**WHAT IS ASKED:**
Each entry should be quoted word for word, including every mark of punctuation.

Collected data

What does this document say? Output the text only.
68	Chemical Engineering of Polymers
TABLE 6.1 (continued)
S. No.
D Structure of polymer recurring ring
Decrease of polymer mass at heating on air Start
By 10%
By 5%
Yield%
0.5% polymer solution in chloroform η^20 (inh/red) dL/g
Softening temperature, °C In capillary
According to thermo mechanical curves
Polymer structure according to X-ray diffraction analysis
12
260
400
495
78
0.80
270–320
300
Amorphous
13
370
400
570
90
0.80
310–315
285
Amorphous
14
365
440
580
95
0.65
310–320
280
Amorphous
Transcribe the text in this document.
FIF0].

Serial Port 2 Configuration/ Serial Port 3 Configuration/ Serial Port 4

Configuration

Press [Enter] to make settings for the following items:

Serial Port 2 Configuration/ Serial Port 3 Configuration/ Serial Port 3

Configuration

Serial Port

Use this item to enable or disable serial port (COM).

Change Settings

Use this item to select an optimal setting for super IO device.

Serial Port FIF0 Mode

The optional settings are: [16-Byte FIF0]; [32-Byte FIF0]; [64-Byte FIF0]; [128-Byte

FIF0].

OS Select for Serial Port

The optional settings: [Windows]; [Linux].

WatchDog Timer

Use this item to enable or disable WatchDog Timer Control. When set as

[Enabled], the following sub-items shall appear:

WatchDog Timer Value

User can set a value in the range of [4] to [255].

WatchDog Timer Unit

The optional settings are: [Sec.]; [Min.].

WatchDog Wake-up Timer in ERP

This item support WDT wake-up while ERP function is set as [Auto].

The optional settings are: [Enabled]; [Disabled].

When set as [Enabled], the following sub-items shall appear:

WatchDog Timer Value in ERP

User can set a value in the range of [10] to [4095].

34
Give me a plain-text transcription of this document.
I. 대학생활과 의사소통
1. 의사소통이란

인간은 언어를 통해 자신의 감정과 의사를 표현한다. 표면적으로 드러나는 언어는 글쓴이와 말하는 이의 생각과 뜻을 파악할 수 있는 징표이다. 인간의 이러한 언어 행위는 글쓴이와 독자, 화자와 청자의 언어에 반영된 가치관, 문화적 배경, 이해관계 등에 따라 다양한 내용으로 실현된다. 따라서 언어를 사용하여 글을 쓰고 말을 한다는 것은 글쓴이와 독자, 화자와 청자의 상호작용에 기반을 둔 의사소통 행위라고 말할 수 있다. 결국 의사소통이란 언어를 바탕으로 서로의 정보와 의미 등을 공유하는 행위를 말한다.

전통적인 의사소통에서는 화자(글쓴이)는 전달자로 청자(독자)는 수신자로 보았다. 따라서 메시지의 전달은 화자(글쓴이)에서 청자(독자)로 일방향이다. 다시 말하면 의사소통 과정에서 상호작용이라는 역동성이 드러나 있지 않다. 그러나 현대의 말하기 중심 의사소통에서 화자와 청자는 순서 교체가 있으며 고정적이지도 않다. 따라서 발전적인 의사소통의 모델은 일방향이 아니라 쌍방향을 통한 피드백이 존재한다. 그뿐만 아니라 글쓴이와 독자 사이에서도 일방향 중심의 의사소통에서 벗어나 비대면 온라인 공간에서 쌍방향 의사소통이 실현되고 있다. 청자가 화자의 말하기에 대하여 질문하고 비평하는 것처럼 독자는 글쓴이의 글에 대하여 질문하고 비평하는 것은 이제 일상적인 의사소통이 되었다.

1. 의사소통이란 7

**WRITTEN ANSWER:**
What does this document say? Output the text only.
68	Chemical Engineering of Polymers
TABLE 6.1 (continued)
S. No.
D Structure of polymer recurring ring
Decrease of polymer mass at heating on air Start
By 10%
By 5%
Yield%
0.5% polymer solution in chloroform η^20 (inh/red) dL/g
Softening temperature, °C In capillary
According to thermo mechanical curves
Polymer structure according to X-ray diffraction analysis
12
260
400
495
78
0.80
270–320
300
Amorphous
13
370
400
570
90
0.80
310–315
285
Amorphous
14
365
440
580
95
0.65
310–320
280
Amorphous
Transcribe the text in this document.
FIF0].

Serial Port 2 Configuration/ Serial Port 3 Configuration/ Serial Port 4

Configuration

Press [Enter] to make settings for the following items:

Serial Port 2 Configuration/ Serial Port 3 Configuration/ Serial Port 3

Configuration

Serial Port

Use this item to enable or disable serial port (COM).

Change Settings

Use this item to select an optimal setting for super IO device.

Serial Port FIF0 Mode

The optional settings are: [16-Byte FIF0]; [32-Byte FIF0]; [64-Byte FIF0]; [128-Byte

FIF0].

OS Select for Serial Port

The optional settings: [Windows]; [Linux].

WatchDog Timer

Use this item to enable or disable WatchDog Timer Control. When set as

[Enabled], the following sub-items shall appear:

WatchDog Timer Value

User can set a value in the range of [4] to [255].

WatchDog Timer Unit

The optional settings are: [Sec.]; [Min.].

WatchDog Wake-up Timer in ERP

This item support WDT wake-up while ERP function is set as [Auto].

The optional settings are: [Enabled]; [Disabled].

When set as [Enabled], the following sub-items shall appear:

WatchDog Timer Value in ERP

User can set a value in the range of [10] to [4095].

34
Give me a plain-text transcription of this document.
I. 대학생활과 의사소통
1. 의사소통이란

인간은 언어를 통해 자신의 감정과 의사를 표현한다. 표면적으로 드러나는 언어는 글쓴이와 말하는 이의 생각과 뜻을 파악할 수 있는 징표이다. 인간의 이러한 언어 행위는 글쓴이와 독자, 화자와 청자의 언어에 반영된 가치관, 문화적 배경, 이해관계 등에 따라 다양한 내용으로 실현된다. 따라서 언어를 사용하여 글을 쓰고 말을 한다는 것은 글쓴이와 독자, 화자와 청자의 상호작용에 기반을 둔 의사소통 행위라고 말할 수 있다. 결국 의사소통이란 언어를 바탕으로 서로의 정보와 의미 등을 공유하는 행위를 말한다.

전통적인 의사소통에서는 화자(글쓴이)는 전달자로 청자(독자)는 수신자로 보았다. 따라서 메시지의 전달은 화자(글쓴이)에서 청자(독자)로 일방향이다. 다시 말하면 의사소통 과정에서 상호작용이라는 역동성이 드러나 있지 않다. 그러나 현대의 말하기 중심 의사소통에서 화자와 청자는 순서 교체가 있으며 고정적이지도 않다. 따라서 발전적인 의사소통의 모델은 일방향이 아니라 쌍방향을 통한 피드백이 존재한다. 그뿐만 아니라 글쓴이와 독자 사이에서도 일방향 중심의 의사소통에서 벗어나 비대면 온라인 공간에서 쌍방향 의사소통이 실현되고 있다. 청자가 화자의 말하기에 대하여 질문하고 비평하는 것처럼 독자는 글쓴이의 글에 대하여 질문하고 비평하는 것은 이제 일상적인 의사소통이 되었다.

1. 의사소통이란 7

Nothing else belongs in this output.